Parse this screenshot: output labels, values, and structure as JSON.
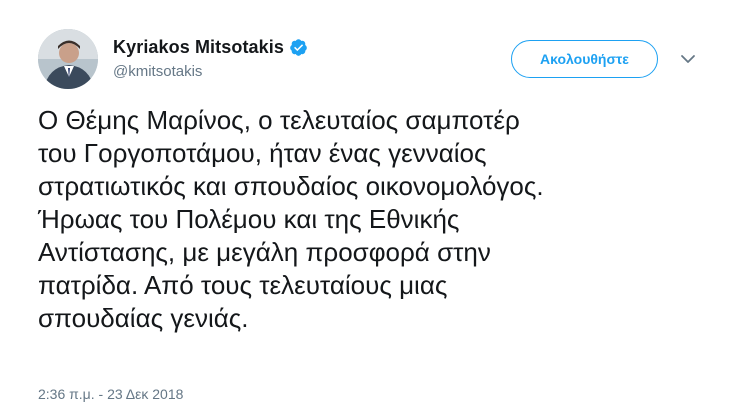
{
  "author": {
    "display_name": "Kyriakos Mitsotakis",
    "handle": "@kmitsotakis",
    "verified_icon": "verified-badge-icon",
    "avatar_icon": "profile-photo"
  },
  "actions": {
    "follow_label": "Ακολουθήστε",
    "more_icon": "chevron-down-icon"
  },
  "tweet": {
    "lines": [
      "Ο Θέμης Μαρίνος, ο τελευταίος σαμποτέρ",
      "του Γοργοποτάμου, ήταν ένας γενναίος",
      "στρατιωτικός και σπουδαίος οικονομολόγος.",
      "Ήρωας του Πολέμου και της Εθνικής",
      "Αντίστασης, με μεγάλη προσφορά στην",
      "πατρίδα. Από τους τελευταίους μιας",
      "σπουδαίας γενιάς."
    ],
    "timestamp": "2:36 π.μ. - 23 Δεκ 2018"
  },
  "colors": {
    "accent": "#1da1f2",
    "text": "#14171a",
    "secondary": "#657786"
  }
}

------------------------------

*WRITTEN EXERCISE*:
Take the records above and transcribe them exactly, dropping every picture.

*COMPLETE RESPONSE*:
Parse this screenshot: output labels, values, and structure as JSON.
{
  "author": {
    "display_name": "Kyriakos Mitsotakis",
    "handle": "@kmitsotakis",
    "verified_icon": "verified-badge-icon",
    "avatar_icon": "profile-photo"
  },
  "actions": {
    "follow_label": "Ακολουθήστε",
    "more_icon": "chevron-down-icon"
  },
  "tweet": {
    "lines": [
      "Ο Θέμης Μαρίνος, ο τελευταίος σαμποτέρ",
      "του Γοργοποτάμου, ήταν ένας γενναίος",
      "στρατιωτικός και σπουδαίος οικονομολόγος.",
      "Ήρωας του Πολέμου και της Εθνικής",
      "Αντίστασης, με μεγάλη προσφορά στην",
      "πατρίδα. Από τους τελευταίους μιας",
      "σπουδαίας γενιάς."
    ],
    "timestamp": "2:36 π.μ. - 23 Δεκ 2018"
  },
  "colors": {
    "accent": "#1da1f2",
    "text": "#14171a",
    "secondary": "#657786"
  }
}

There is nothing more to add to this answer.